What is asked: Work out how many lines contain "DISCRETE". Reply with the count alone.

[Stored data]

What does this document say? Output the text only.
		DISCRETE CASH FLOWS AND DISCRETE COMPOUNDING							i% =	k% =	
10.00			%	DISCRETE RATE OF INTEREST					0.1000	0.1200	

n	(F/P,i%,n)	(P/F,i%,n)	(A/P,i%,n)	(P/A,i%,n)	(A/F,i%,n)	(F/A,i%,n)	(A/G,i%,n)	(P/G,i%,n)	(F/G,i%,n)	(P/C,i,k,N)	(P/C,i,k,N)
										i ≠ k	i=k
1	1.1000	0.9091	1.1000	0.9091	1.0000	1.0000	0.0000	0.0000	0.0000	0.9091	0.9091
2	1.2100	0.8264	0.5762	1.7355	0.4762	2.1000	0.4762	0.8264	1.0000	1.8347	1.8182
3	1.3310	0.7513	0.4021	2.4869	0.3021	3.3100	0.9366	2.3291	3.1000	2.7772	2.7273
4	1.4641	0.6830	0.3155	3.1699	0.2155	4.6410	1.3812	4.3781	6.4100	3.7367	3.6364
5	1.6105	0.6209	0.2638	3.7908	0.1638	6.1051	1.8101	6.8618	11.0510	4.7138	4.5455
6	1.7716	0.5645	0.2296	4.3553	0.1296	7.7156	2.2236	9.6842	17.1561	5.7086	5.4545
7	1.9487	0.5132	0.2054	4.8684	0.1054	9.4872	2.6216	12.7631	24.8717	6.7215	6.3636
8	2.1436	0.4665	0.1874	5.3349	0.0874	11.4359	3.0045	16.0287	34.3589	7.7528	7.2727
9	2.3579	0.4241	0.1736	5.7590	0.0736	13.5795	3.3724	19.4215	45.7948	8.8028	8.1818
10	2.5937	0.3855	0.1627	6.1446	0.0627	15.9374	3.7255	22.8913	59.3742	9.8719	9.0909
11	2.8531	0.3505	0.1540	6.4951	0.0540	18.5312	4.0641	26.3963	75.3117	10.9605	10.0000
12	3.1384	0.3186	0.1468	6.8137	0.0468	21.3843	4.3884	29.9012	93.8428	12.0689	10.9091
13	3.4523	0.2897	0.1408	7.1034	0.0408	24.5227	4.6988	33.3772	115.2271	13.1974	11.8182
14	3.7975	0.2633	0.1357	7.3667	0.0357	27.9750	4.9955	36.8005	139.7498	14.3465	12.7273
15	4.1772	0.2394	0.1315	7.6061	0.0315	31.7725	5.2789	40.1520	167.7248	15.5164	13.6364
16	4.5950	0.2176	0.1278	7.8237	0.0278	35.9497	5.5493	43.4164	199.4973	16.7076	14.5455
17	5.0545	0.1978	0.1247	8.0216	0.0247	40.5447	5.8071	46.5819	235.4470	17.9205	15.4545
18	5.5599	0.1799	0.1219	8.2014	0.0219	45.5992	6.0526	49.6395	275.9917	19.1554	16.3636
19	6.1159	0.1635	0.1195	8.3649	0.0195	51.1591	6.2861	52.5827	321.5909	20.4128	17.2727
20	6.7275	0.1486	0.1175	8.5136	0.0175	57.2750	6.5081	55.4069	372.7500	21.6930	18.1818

Result for this task: 2